**Requirements:** Output the full listing below exactly, without the pictures.

**Extracted records:**
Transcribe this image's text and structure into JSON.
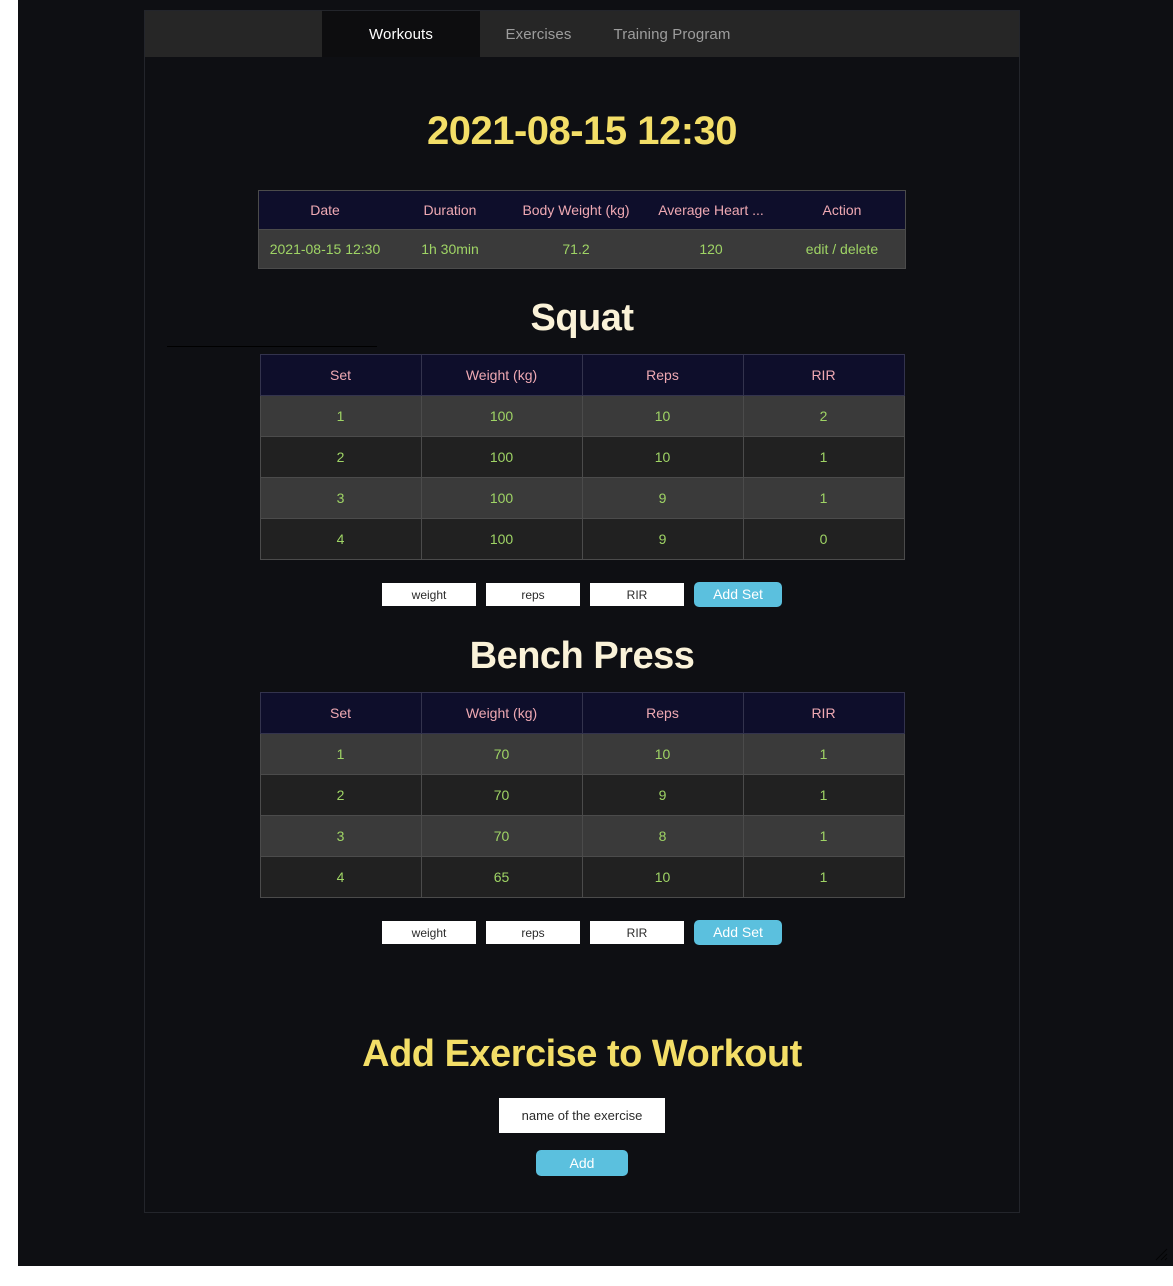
{
  "nav": {
    "tabs": [
      {
        "label": "Workouts",
        "active": true
      },
      {
        "label": "Exercises",
        "active": false
      },
      {
        "label": "Training Program",
        "active": false
      }
    ]
  },
  "page": {
    "title": "2021-08-15 12:30"
  },
  "summary": {
    "columns": [
      "Date",
      "Duration",
      "Body Weight (kg)",
      "Average Heart ...",
      "Action"
    ],
    "rows": [
      {
        "date": "2021-08-15 12:30",
        "duration": "1h 30min",
        "body_weight": "71.2",
        "average_heart_rate": "120",
        "action": "edit / delete"
      }
    ]
  },
  "exercises": [
    {
      "name": "Squat",
      "columns": [
        "Set",
        "Weight (kg)",
        "Reps",
        "RIR"
      ],
      "sets": [
        {
          "set": "1",
          "weight": "100",
          "reps": "10",
          "rir": "2"
        },
        {
          "set": "2",
          "weight": "100",
          "reps": "10",
          "rir": "1"
        },
        {
          "set": "3",
          "weight": "100",
          "reps": "9",
          "rir": "1"
        },
        {
          "set": "4",
          "weight": "100",
          "reps": "9",
          "rir": "0"
        }
      ],
      "form": {
        "weight_placeholder": "weight",
        "weight_value": "",
        "reps_placeholder": "reps",
        "reps_value": "",
        "rir_placeholder": "RIR",
        "rir_value": "",
        "submit_label": "Add Set"
      }
    },
    {
      "name": "Bench Press",
      "columns": [
        "Set",
        "Weight (kg)",
        "Reps",
        "RIR"
      ],
      "sets": [
        {
          "set": "1",
          "weight": "70",
          "reps": "10",
          "rir": "1"
        },
        {
          "set": "2",
          "weight": "70",
          "reps": "9",
          "rir": "1"
        },
        {
          "set": "3",
          "weight": "70",
          "reps": "8",
          "rir": "1"
        },
        {
          "set": "4",
          "weight": "65",
          "reps": "10",
          "rir": "1"
        }
      ],
      "form": {
        "weight_placeholder": "weight",
        "weight_value": "",
        "reps_placeholder": "reps",
        "reps_value": "",
        "rir_placeholder": "RIR",
        "rir_value": "",
        "submit_label": "Add Set"
      }
    }
  ],
  "add_exercise": {
    "title": "Add Exercise to Workout",
    "name_placeholder": "name of the exercise",
    "name_value": "",
    "submit_label": "Add"
  },
  "colors": {
    "page_background": "#0e0f13",
    "navbar_background": "#262626",
    "active_tab_background": "#0d0d0f",
    "title_yellow": "#f3de67",
    "exercise_heading_cream": "#faf2d8",
    "table_header_navy": "#0e0e2b",
    "table_header_pink": "#efa9b3",
    "table_value_green": "#9fd465",
    "row_odd": "#3a3a3a",
    "row_even": "#212121",
    "button_blue": "#5bc0de"
  }
}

**Written solution:**
Transcribe this image's text and structure into JSON.
{
  "nav": {
    "tabs": [
      {
        "label": "Workouts",
        "active": true
      },
      {
        "label": "Exercises",
        "active": false
      },
      {
        "label": "Training Program",
        "active": false
      }
    ]
  },
  "page": {
    "title": "2021-08-15 12:30"
  },
  "summary": {
    "columns": [
      "Date",
      "Duration",
      "Body Weight (kg)",
      "Average Heart ...",
      "Action"
    ],
    "rows": [
      {
        "date": "2021-08-15 12:30",
        "duration": "1h 30min",
        "body_weight": "71.2",
        "average_heart_rate": "120",
        "action": "edit / delete"
      }
    ]
  },
  "exercises": [
    {
      "name": "Squat",
      "columns": [
        "Set",
        "Weight (kg)",
        "Reps",
        "RIR"
      ],
      "sets": [
        {
          "set": "1",
          "weight": "100",
          "reps": "10",
          "rir": "2"
        },
        {
          "set": "2",
          "weight": "100",
          "reps": "10",
          "rir": "1"
        },
        {
          "set": "3",
          "weight": "100",
          "reps": "9",
          "rir": "1"
        },
        {
          "set": "4",
          "weight": "100",
          "reps": "9",
          "rir": "0"
        }
      ],
      "form": {
        "weight_placeholder": "weight",
        "weight_value": "",
        "reps_placeholder": "reps",
        "reps_value": "",
        "rir_placeholder": "RIR",
        "rir_value": "",
        "submit_label": "Add Set"
      }
    },
    {
      "name": "Bench Press",
      "columns": [
        "Set",
        "Weight (kg)",
        "Reps",
        "RIR"
      ],
      "sets": [
        {
          "set": "1",
          "weight": "70",
          "reps": "10",
          "rir": "1"
        },
        {
          "set": "2",
          "weight": "70",
          "reps": "9",
          "rir": "1"
        },
        {
          "set": "3",
          "weight": "70",
          "reps": "8",
          "rir": "1"
        },
        {
          "set": "4",
          "weight": "65",
          "reps": "10",
          "rir": "1"
        }
      ],
      "form": {
        "weight_placeholder": "weight",
        "weight_value": "",
        "reps_placeholder": "reps",
        "reps_value": "",
        "rir_placeholder": "RIR",
        "rir_value": "",
        "submit_label": "Add Set"
      }
    }
  ],
  "add_exercise": {
    "title": "Add Exercise to Workout",
    "name_placeholder": "name of the exercise",
    "name_value": "",
    "submit_label": "Add"
  },
  "colors": {
    "page_background": "#0e0f13",
    "navbar_background": "#262626",
    "active_tab_background": "#0d0d0f",
    "title_yellow": "#f3de67",
    "exercise_heading_cream": "#faf2d8",
    "table_header_navy": "#0e0e2b",
    "table_header_pink": "#efa9b3",
    "table_value_green": "#9fd465",
    "row_odd": "#3a3a3a",
    "row_even": "#212121",
    "button_blue": "#5bc0de"
  }
}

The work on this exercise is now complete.